··· Raw records ···
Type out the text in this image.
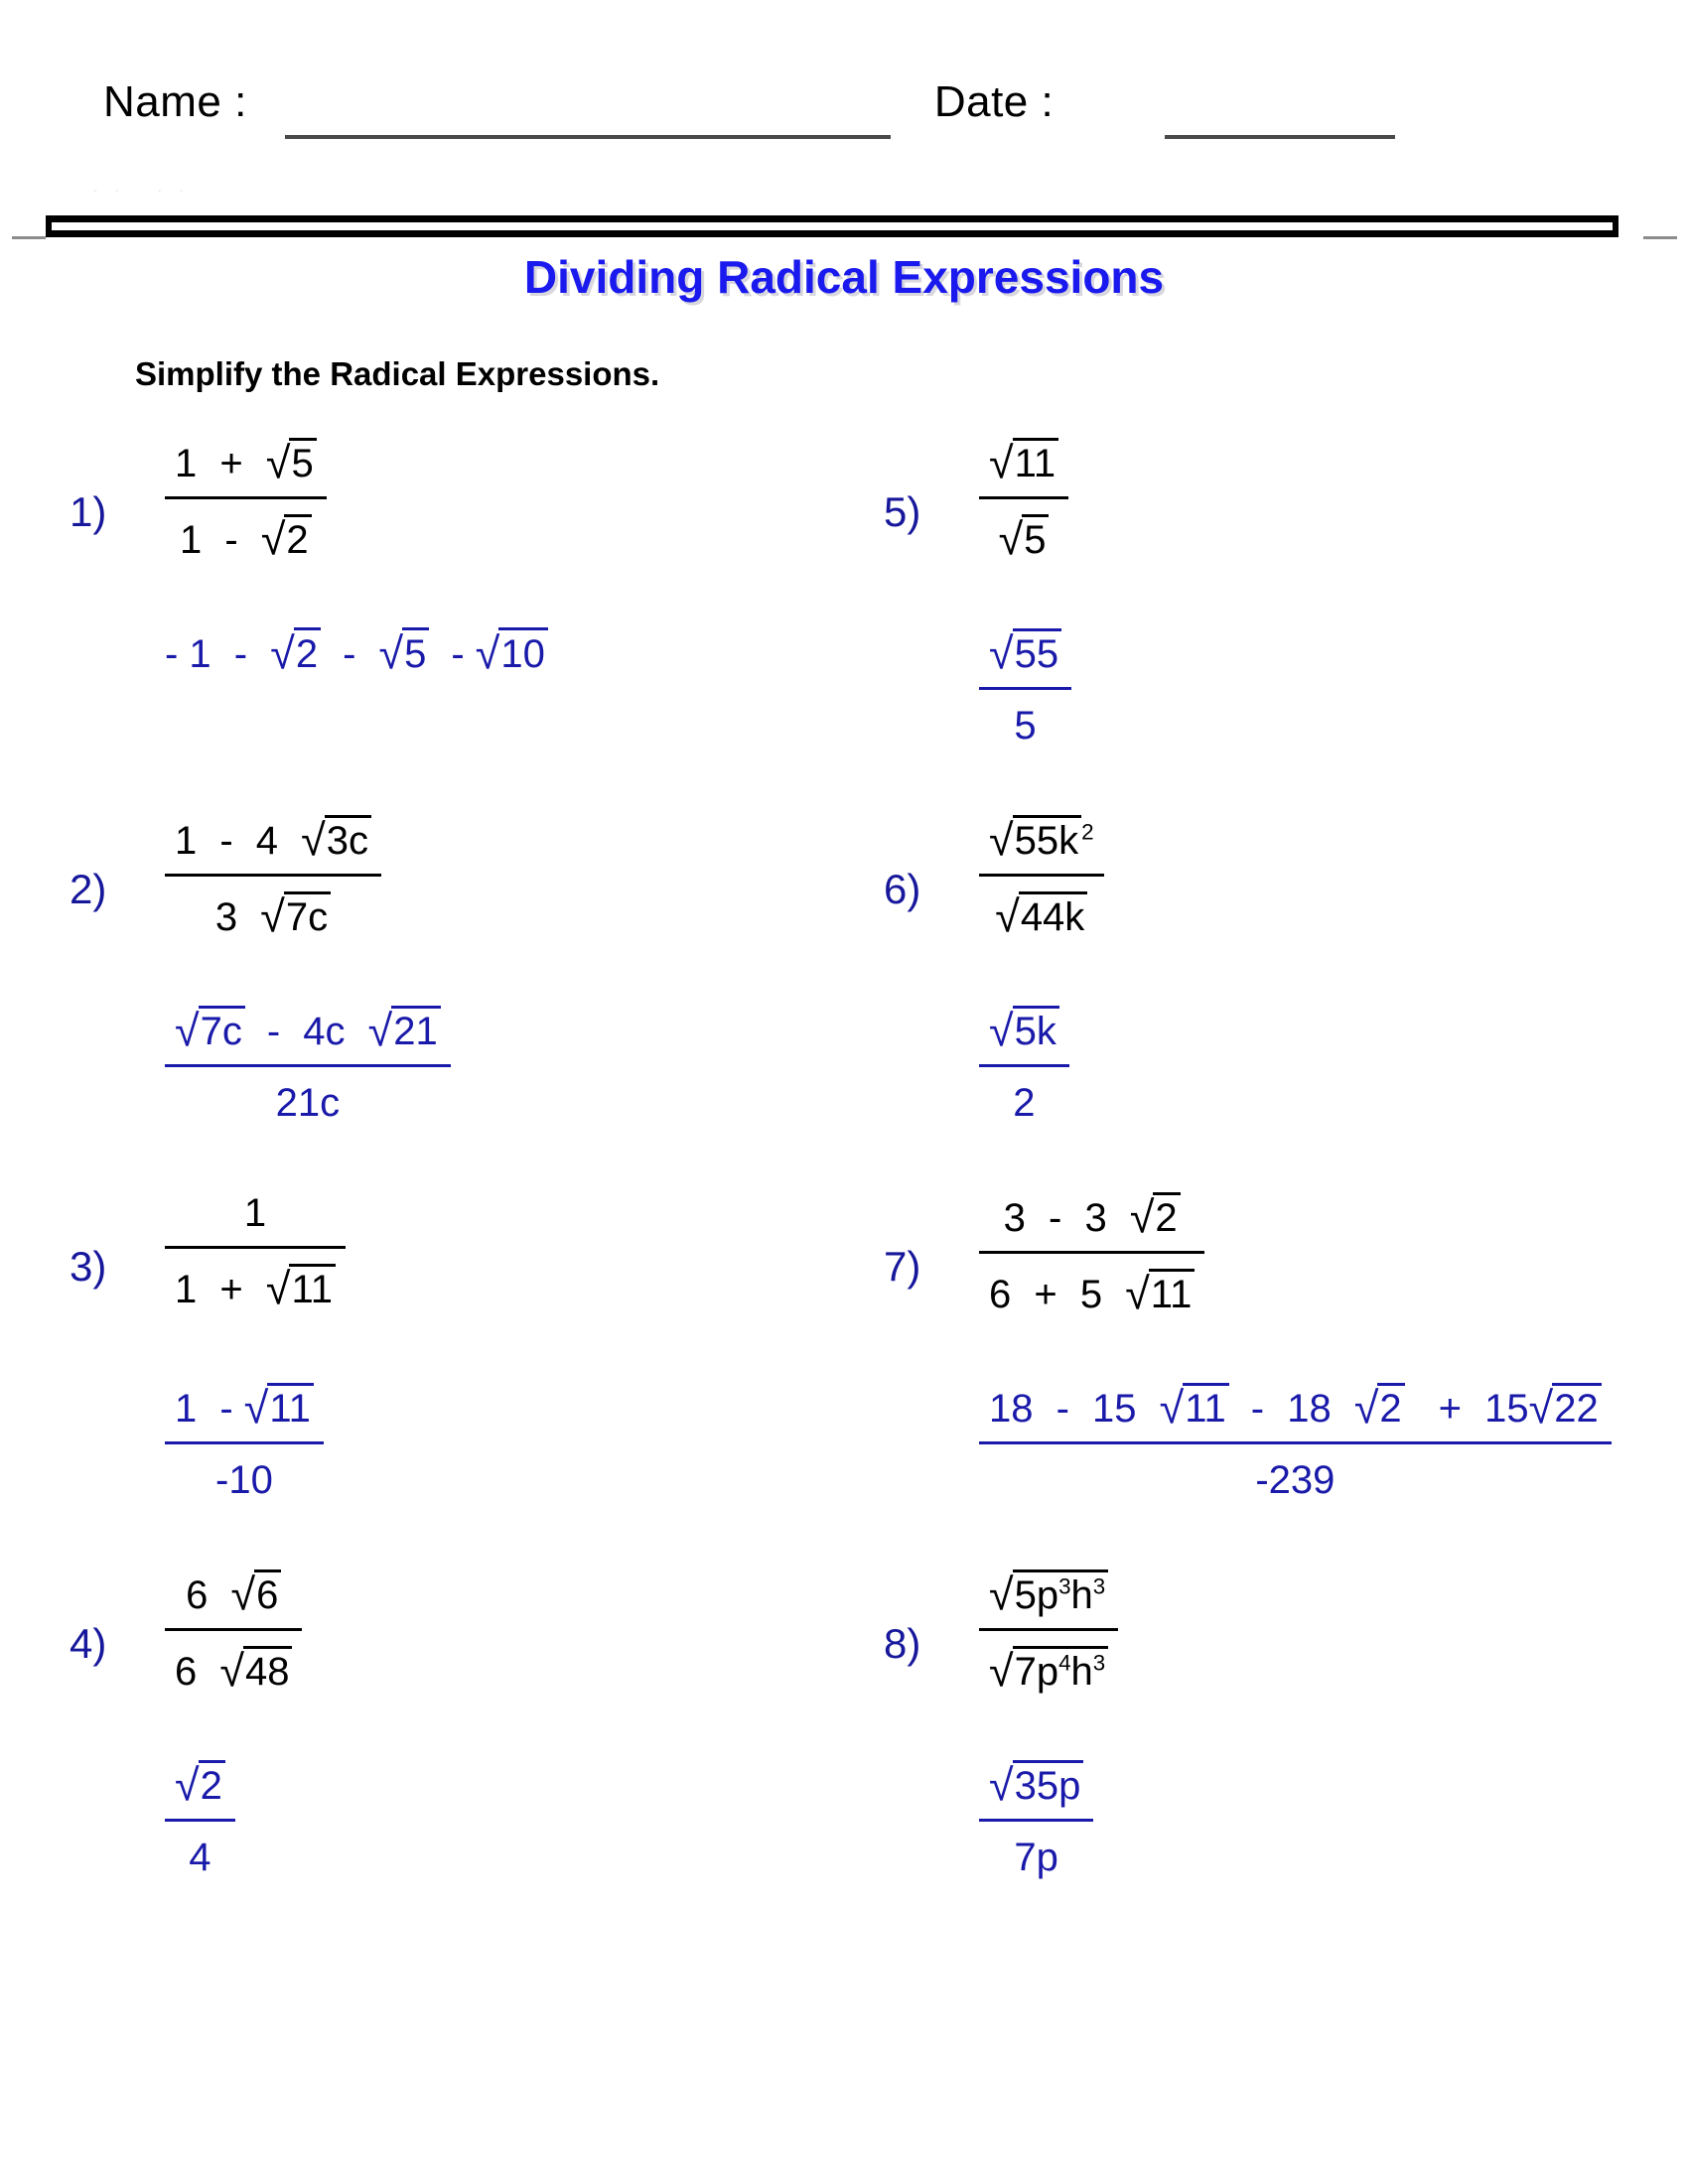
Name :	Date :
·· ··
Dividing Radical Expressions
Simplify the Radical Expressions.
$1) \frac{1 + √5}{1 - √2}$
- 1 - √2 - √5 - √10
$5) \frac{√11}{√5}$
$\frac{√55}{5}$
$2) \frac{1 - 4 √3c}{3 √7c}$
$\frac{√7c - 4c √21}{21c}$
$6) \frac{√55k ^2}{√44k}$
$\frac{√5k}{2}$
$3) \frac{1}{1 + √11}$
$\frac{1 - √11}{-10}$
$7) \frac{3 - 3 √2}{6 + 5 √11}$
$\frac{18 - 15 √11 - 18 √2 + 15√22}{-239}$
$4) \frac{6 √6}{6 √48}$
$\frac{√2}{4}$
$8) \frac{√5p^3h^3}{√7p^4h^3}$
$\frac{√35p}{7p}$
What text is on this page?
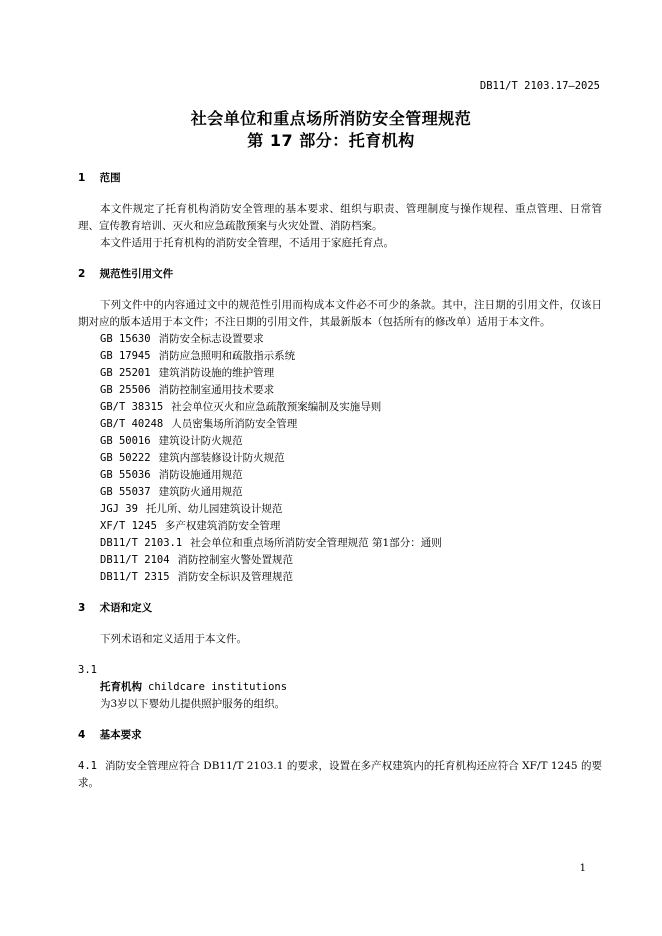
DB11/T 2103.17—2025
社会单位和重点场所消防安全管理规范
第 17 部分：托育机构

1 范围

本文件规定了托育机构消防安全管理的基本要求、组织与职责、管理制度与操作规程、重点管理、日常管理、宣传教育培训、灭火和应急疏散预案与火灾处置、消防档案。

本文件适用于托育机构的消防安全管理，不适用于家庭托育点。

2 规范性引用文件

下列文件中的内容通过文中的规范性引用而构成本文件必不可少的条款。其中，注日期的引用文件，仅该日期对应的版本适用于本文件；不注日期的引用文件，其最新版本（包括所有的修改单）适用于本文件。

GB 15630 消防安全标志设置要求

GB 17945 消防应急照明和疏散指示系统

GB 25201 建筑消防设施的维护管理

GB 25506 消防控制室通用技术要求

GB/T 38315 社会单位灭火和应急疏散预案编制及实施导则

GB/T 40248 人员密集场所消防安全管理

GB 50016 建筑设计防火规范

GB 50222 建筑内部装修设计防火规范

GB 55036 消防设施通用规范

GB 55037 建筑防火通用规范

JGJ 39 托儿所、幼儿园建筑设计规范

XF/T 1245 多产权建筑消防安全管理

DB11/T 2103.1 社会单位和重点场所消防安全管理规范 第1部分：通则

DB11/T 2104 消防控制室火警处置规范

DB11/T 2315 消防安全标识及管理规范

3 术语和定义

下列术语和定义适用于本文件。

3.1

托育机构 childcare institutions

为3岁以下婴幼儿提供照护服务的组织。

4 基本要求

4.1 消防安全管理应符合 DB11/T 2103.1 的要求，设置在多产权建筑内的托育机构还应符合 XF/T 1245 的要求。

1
···
Problem
Skip the pictures and transcribe the rest of the records exactly.

Solution to this task
Type out the text in this image.
Name :	Date :
·· ··
Dividing Radical Expressions
Simplify the Radical Expressions.
$1) \frac{1 + √5}{1 - √2}$
- 1 - √2 - √5 - √10
$5) \frac{√11}{√5}$
$\frac{√55}{5}$
$2) \frac{1 - 4 √3c}{3 √7c}$
$\frac{√7c - 4c √21}{21c}$
$6) \frac{√55k ^2}{√44k}$
$\frac{√5k}{2}$
$3) \frac{1}{1 + √11}$
$\frac{1 - √11}{-10}$
$7) \frac{3 - 3 √2}{6 + 5 √11}$
$\frac{18 - 15 √11 - 18 √2 + 15√22}{-239}$
$4) \frac{6 √6}{6 √48}$
$\frac{√2}{4}$
$8) \frac{√5p^3h^3}{√7p^4h^3}$
$\frac{√35p}{7p}$
What text is on this page?
DB11/T 2103.17—2025
社会单位和重点场所消防安全管理规范
第 17 部分：托育机构

1 范围

本文件规定了托育机构消防安全管理的基本要求、组织与职责、管理制度与操作规程、重点管理、日常管理、宣传教育培训、灭火和应急疏散预案与火灾处置、消防档案。

本文件适用于托育机构的消防安全管理，不适用于家庭托育点。

2 规范性引用文件

下列文件中的内容通过文中的规范性引用而构成本文件必不可少的条款。其中，注日期的引用文件，仅该日期对应的版本适用于本文件；不注日期的引用文件，其最新版本（包括所有的修改单）适用于本文件。

GB 15630 消防安全标志设置要求

GB 17945 消防应急照明和疏散指示系统

GB 25201 建筑消防设施的维护管理

GB 25506 消防控制室通用技术要求

GB/T 38315 社会单位灭火和应急疏散预案编制及实施导则

GB/T 40248 人员密集场所消防安全管理

GB 50016 建筑设计防火规范

GB 50222 建筑内部装修设计防火规范

GB 55036 消防设施通用规范

GB 55037 建筑防火通用规范

JGJ 39 托儿所、幼儿园建筑设计规范

XF/T 1245 多产权建筑消防安全管理

DB11/T 2103.1 社会单位和重点场所消防安全管理规范 第1部分：通则

DB11/T 2104 消防控制室火警处置规范

DB11/T 2315 消防安全标识及管理规范

3 术语和定义

下列术语和定义适用于本文件。

3.1

托育机构 childcare institutions

为3岁以下婴幼儿提供照护服务的组织。

4 基本要求

4.1 消防安全管理应符合 DB11/T 2103.1 的要求，设置在多产权建筑内的托育机构还应符合 XF/T 1245 的要求。

1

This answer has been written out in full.